— start of Material provided —

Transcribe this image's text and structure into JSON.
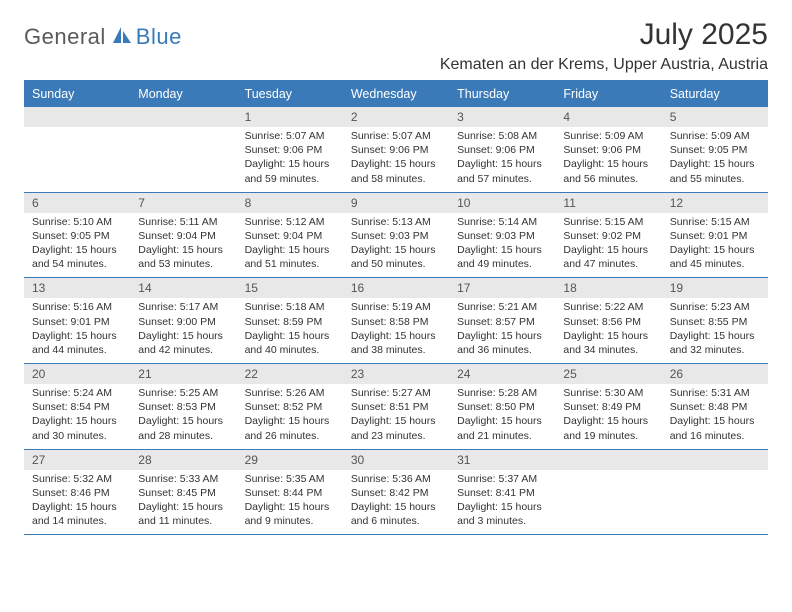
{
  "brand": {
    "part1": "General",
    "part2": "Blue"
  },
  "title": "July 2025",
  "location": "Kematen an der Krems, Upper Austria, Austria",
  "colors": {
    "accent": "#3a7ab8",
    "dow_bg": "#3a7ab8",
    "dow_fg": "#ffffff",
    "daynum_bg": "#e8e8e8",
    "text": "#333333",
    "logo_gray": "#5a5a5a"
  },
  "dow": [
    "Sunday",
    "Monday",
    "Tuesday",
    "Wednesday",
    "Thursday",
    "Friday",
    "Saturday"
  ],
  "weeks": [
    [
      {
        "n": "",
        "sr": "",
        "ss": "",
        "dl": ""
      },
      {
        "n": "",
        "sr": "",
        "ss": "",
        "dl": ""
      },
      {
        "n": "1",
        "sr": "Sunrise: 5:07 AM",
        "ss": "Sunset: 9:06 PM",
        "dl": "Daylight: 15 hours and 59 minutes."
      },
      {
        "n": "2",
        "sr": "Sunrise: 5:07 AM",
        "ss": "Sunset: 9:06 PM",
        "dl": "Daylight: 15 hours and 58 minutes."
      },
      {
        "n": "3",
        "sr": "Sunrise: 5:08 AM",
        "ss": "Sunset: 9:06 PM",
        "dl": "Daylight: 15 hours and 57 minutes."
      },
      {
        "n": "4",
        "sr": "Sunrise: 5:09 AM",
        "ss": "Sunset: 9:06 PM",
        "dl": "Daylight: 15 hours and 56 minutes."
      },
      {
        "n": "5",
        "sr": "Sunrise: 5:09 AM",
        "ss": "Sunset: 9:05 PM",
        "dl": "Daylight: 15 hours and 55 minutes."
      }
    ],
    [
      {
        "n": "6",
        "sr": "Sunrise: 5:10 AM",
        "ss": "Sunset: 9:05 PM",
        "dl": "Daylight: 15 hours and 54 minutes."
      },
      {
        "n": "7",
        "sr": "Sunrise: 5:11 AM",
        "ss": "Sunset: 9:04 PM",
        "dl": "Daylight: 15 hours and 53 minutes."
      },
      {
        "n": "8",
        "sr": "Sunrise: 5:12 AM",
        "ss": "Sunset: 9:04 PM",
        "dl": "Daylight: 15 hours and 51 minutes."
      },
      {
        "n": "9",
        "sr": "Sunrise: 5:13 AM",
        "ss": "Sunset: 9:03 PM",
        "dl": "Daylight: 15 hours and 50 minutes."
      },
      {
        "n": "10",
        "sr": "Sunrise: 5:14 AM",
        "ss": "Sunset: 9:03 PM",
        "dl": "Daylight: 15 hours and 49 minutes."
      },
      {
        "n": "11",
        "sr": "Sunrise: 5:15 AM",
        "ss": "Sunset: 9:02 PM",
        "dl": "Daylight: 15 hours and 47 minutes."
      },
      {
        "n": "12",
        "sr": "Sunrise: 5:15 AM",
        "ss": "Sunset: 9:01 PM",
        "dl": "Daylight: 15 hours and 45 minutes."
      }
    ],
    [
      {
        "n": "13",
        "sr": "Sunrise: 5:16 AM",
        "ss": "Sunset: 9:01 PM",
        "dl": "Daylight: 15 hours and 44 minutes."
      },
      {
        "n": "14",
        "sr": "Sunrise: 5:17 AM",
        "ss": "Sunset: 9:00 PM",
        "dl": "Daylight: 15 hours and 42 minutes."
      },
      {
        "n": "15",
        "sr": "Sunrise: 5:18 AM",
        "ss": "Sunset: 8:59 PM",
        "dl": "Daylight: 15 hours and 40 minutes."
      },
      {
        "n": "16",
        "sr": "Sunrise: 5:19 AM",
        "ss": "Sunset: 8:58 PM",
        "dl": "Daylight: 15 hours and 38 minutes."
      },
      {
        "n": "17",
        "sr": "Sunrise: 5:21 AM",
        "ss": "Sunset: 8:57 PM",
        "dl": "Daylight: 15 hours and 36 minutes."
      },
      {
        "n": "18",
        "sr": "Sunrise: 5:22 AM",
        "ss": "Sunset: 8:56 PM",
        "dl": "Daylight: 15 hours and 34 minutes."
      },
      {
        "n": "19",
        "sr": "Sunrise: 5:23 AM",
        "ss": "Sunset: 8:55 PM",
        "dl": "Daylight: 15 hours and 32 minutes."
      }
    ],
    [
      {
        "n": "20",
        "sr": "Sunrise: 5:24 AM",
        "ss": "Sunset: 8:54 PM",
        "dl": "Daylight: 15 hours and 30 minutes."
      },
      {
        "n": "21",
        "sr": "Sunrise: 5:25 AM",
        "ss": "Sunset: 8:53 PM",
        "dl": "Daylight: 15 hours and 28 minutes."
      },
      {
        "n": "22",
        "sr": "Sunrise: 5:26 AM",
        "ss": "Sunset: 8:52 PM",
        "dl": "Daylight: 15 hours and 26 minutes."
      },
      {
        "n": "23",
        "sr": "Sunrise: 5:27 AM",
        "ss": "Sunset: 8:51 PM",
        "dl": "Daylight: 15 hours and 23 minutes."
      },
      {
        "n": "24",
        "sr": "Sunrise: 5:28 AM",
        "ss": "Sunset: 8:50 PM",
        "dl": "Daylight: 15 hours and 21 minutes."
      },
      {
        "n": "25",
        "sr": "Sunrise: 5:30 AM",
        "ss": "Sunset: 8:49 PM",
        "dl": "Daylight: 15 hours and 19 minutes."
      },
      {
        "n": "26",
        "sr": "Sunrise: 5:31 AM",
        "ss": "Sunset: 8:48 PM",
        "dl": "Daylight: 15 hours and 16 minutes."
      }
    ],
    [
      {
        "n": "27",
        "sr": "Sunrise: 5:32 AM",
        "ss": "Sunset: 8:46 PM",
        "dl": "Daylight: 15 hours and 14 minutes."
      },
      {
        "n": "28",
        "sr": "Sunrise: 5:33 AM",
        "ss": "Sunset: 8:45 PM",
        "dl": "Daylight: 15 hours and 11 minutes."
      },
      {
        "n": "29",
        "sr": "Sunrise: 5:35 AM",
        "ss": "Sunset: 8:44 PM",
        "dl": "Daylight: 15 hours and 9 minutes."
      },
      {
        "n": "30",
        "sr": "Sunrise: 5:36 AM",
        "ss": "Sunset: 8:42 PM",
        "dl": "Daylight: 15 hours and 6 minutes."
      },
      {
        "n": "31",
        "sr": "Sunrise: 5:37 AM",
        "ss": "Sunset: 8:41 PM",
        "dl": "Daylight: 15 hours and 3 minutes."
      },
      {
        "n": "",
        "sr": "",
        "ss": "",
        "dl": ""
      },
      {
        "n": "",
        "sr": "",
        "ss": "",
        "dl": ""
      }
    ]
  ]
}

— end of Material provided —

What you need to do: Where a line holds "text", copy it out.

Full answer:
Transcribe this image's text and structure into JSON.
    "text": "#333333",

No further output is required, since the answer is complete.